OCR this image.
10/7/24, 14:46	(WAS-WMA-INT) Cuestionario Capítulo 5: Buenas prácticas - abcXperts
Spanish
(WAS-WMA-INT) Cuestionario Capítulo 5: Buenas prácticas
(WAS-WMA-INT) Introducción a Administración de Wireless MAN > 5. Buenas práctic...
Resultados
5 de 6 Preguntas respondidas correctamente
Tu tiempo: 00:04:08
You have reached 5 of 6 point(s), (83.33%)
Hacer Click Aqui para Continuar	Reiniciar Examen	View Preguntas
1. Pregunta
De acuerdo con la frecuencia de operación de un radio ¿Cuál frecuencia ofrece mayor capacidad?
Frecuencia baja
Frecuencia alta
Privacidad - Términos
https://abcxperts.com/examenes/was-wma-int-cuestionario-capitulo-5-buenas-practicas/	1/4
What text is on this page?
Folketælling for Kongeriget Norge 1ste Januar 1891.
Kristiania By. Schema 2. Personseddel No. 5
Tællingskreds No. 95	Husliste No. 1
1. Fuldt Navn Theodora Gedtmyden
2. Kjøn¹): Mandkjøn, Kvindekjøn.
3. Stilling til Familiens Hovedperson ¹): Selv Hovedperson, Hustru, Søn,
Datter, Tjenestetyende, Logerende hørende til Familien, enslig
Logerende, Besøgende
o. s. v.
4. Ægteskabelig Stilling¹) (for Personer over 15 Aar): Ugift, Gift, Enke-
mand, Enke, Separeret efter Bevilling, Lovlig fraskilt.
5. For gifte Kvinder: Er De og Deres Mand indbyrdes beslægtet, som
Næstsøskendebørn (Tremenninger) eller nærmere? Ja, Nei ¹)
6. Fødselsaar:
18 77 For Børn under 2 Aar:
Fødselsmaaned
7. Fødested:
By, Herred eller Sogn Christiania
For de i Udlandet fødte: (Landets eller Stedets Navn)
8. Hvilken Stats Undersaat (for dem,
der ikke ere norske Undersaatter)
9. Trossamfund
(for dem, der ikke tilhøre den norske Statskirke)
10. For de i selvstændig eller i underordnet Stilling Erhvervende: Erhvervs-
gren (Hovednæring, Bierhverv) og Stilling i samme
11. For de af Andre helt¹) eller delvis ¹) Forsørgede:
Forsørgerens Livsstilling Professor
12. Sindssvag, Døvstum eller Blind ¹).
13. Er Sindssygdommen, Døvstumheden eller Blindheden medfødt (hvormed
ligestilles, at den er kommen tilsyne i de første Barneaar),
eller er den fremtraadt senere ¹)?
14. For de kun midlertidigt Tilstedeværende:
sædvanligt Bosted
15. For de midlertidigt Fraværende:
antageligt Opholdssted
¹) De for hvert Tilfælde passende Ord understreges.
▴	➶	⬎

------------------------------------------------------------------------

[WORK TO COMPLETE] Your answer should be one number: how many lines of the listing include the word "Navn".

[EXERCISE OUTPUT] 2